▶ STATED PROBLEM: Every record must be transcribed in its entirety, apart from the images, which are to be omitted.

▶ DATA SUPPLIED:
————

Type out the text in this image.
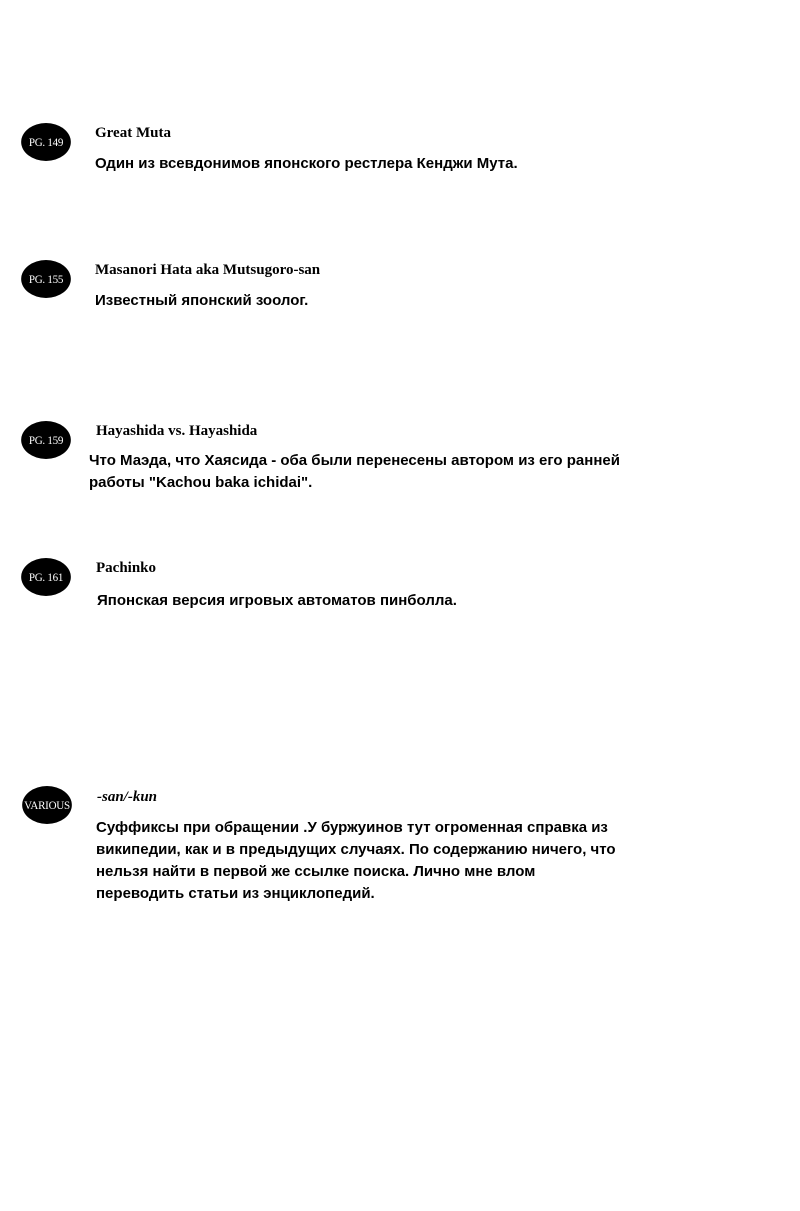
PG. 149
Great Muta
Один из всевдонимов японского рестлера Кенджи Мута.
PG. 155
Masanori Hata aka Mutsugoro-san
Известный японский зоолог.
PG. 159
Hayashida vs. Hayashida
Что Маэда, что Хаясида - оба были перенесены автором из его ранней
работы "Kachou baka ichidai".
PG. 161
Pachinko
Японская версия игровых автоматов пинболла.
VARIOUS -san/-kun
Суффиксы при обращении .У буржуинов тут огроменная справка из
википедии, как и в предыдущих случаях. По содержанию ничего, что
нельзя найти в первой же ссылке поиска. Лично мне влом
переводить статьи из энциклопедий.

————

▶ TASK SOLUTION:
Type out the text in this image.
PG. 149
Great Muta
Один из всевдонимов японского рестлера Кенджи Мута.
PG. 155
Masanori Hata aka Mutsugoro-san
Известный японский зоолог.
PG. 159
Hayashida vs. Hayashida
Что Маэда, что Хаясида - оба были перенесены автором из его ранней
работы "Kachou baka ichidai".
PG. 161
Pachinko
Японская версия игровых автоматов пинболла.
VARIOUS -san/-kun
Суффиксы при обращении .У буржуинов тут огроменная справка из
википедии, как и в предыдущих случаях. По содержанию ничего, что
нельзя найти в первой же ссылке поиска. Лично мне влом
переводить статьи из энциклопедий.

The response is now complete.